> THE PROBLEM
Print the data exactly as it is given, please.

> PROVIDED INFORMATION
========================================

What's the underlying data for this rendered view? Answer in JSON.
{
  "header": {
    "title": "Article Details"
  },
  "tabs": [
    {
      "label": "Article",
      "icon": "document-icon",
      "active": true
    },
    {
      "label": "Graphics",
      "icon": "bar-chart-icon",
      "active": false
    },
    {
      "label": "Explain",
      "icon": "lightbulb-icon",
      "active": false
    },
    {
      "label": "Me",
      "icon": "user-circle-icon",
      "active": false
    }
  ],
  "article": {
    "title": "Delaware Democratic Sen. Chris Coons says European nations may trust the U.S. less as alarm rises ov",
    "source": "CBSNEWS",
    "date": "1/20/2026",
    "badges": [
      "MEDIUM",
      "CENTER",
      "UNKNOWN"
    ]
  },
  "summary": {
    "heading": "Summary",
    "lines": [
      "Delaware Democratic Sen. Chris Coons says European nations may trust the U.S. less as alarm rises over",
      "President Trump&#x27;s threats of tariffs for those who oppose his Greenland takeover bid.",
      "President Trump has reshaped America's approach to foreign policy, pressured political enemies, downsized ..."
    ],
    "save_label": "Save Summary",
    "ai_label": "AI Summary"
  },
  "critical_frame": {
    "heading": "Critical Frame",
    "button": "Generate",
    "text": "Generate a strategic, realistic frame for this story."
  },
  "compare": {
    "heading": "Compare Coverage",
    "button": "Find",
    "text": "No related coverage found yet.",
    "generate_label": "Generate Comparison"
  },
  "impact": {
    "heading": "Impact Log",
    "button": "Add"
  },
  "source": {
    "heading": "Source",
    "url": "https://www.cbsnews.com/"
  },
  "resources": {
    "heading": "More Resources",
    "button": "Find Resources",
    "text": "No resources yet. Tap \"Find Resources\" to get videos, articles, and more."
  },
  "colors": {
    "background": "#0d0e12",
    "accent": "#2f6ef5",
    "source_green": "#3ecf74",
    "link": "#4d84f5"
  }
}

========================================

> ANSWER
What's the underlying data for this rendered view? Answer in JSON.
{
  "header": {
    "title": "Article Details"
  },
  "tabs": [
    {
      "label": "Article",
      "icon": "document-icon",
      "active": true
    },
    {
      "label": "Graphics",
      "icon": "bar-chart-icon",
      "active": false
    },
    {
      "label": "Explain",
      "icon": "lightbulb-icon",
      "active": false
    },
    {
      "label": "Me",
      "icon": "user-circle-icon",
      "active": false
    }
  ],
  "article": {
    "title": "Delaware Democratic Sen. Chris Coons says European nations may trust the U.S. less as alarm rises ov",
    "source": "CBSNEWS",
    "date": "1/20/2026",
    "badges": [
      "MEDIUM",
      "CENTER",
      "UNKNOWN"
    ]
  },
  "summary": {
    "heading": "Summary",
    "lines": [
      "Delaware Democratic Sen. Chris Coons says European nations may trust the U.S. less as alarm rises over",
      "President Trump&#x27;s threats of tariffs for those who oppose his Greenland takeover bid.",
      "President Trump has reshaped America's approach to foreign policy, pressured political enemies, downsized ..."
    ],
    "save_label": "Save Summary",
    "ai_label": "AI Summary"
  },
  "critical_frame": {
    "heading": "Critical Frame",
    "button": "Generate",
    "text": "Generate a strategic, realistic frame for this story."
  },
  "compare": {
    "heading": "Compare Coverage",
    "button": "Find",
    "text": "No related coverage found yet.",
    "generate_label": "Generate Comparison"
  },
  "impact": {
    "heading": "Impact Log",
    "button": "Add"
  },
  "source": {
    "heading": "Source",
    "url": "https://www.cbsnews.com/"
  },
  "resources": {
    "heading": "More Resources",
    "button": "Find Resources",
    "text": "No resources yet. Tap \"Find Resources\" to get videos, articles, and more."
  },
  "colors": {
    "background": "#0d0e12",
    "accent": "#2f6ef5",
    "source_green": "#3ecf74",
    "link": "#4d84f5"
  }
}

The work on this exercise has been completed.